WHAT TO DO>
Pick out each line of the records in which the word "text" appears.

STORED ROWS>
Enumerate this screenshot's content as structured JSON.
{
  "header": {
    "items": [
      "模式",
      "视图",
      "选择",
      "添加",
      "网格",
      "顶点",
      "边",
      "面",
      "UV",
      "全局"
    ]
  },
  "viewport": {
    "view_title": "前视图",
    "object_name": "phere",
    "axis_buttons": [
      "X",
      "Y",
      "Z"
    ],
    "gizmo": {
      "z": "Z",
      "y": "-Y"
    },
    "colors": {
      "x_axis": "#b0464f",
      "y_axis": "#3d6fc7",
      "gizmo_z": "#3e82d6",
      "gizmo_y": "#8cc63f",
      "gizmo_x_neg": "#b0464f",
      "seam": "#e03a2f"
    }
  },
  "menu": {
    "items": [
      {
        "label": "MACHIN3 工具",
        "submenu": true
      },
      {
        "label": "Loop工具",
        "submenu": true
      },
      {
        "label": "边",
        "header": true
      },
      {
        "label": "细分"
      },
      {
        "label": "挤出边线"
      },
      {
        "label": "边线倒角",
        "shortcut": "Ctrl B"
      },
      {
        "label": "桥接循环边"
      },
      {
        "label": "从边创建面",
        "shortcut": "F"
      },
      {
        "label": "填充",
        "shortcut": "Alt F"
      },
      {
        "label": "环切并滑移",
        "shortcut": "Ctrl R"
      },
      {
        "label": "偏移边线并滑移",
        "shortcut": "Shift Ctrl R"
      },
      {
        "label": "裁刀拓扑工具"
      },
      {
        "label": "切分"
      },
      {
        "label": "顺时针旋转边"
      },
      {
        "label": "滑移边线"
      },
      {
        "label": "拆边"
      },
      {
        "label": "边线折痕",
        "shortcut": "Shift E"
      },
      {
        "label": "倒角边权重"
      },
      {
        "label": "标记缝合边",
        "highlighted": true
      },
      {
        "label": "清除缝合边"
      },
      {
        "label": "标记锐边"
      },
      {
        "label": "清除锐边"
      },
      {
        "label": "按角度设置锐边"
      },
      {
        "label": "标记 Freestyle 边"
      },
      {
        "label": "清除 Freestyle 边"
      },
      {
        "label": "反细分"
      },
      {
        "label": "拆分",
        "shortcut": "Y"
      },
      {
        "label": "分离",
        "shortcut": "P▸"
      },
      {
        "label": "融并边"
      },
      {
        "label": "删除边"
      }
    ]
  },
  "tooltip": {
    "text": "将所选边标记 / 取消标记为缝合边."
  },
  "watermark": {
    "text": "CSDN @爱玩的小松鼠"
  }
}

RESPONSE TO THE EXERCISE>
    "text": "将所选边标记 / 取消标记为缝合边."
    "text": "CSDN @爱玩的小松鼠"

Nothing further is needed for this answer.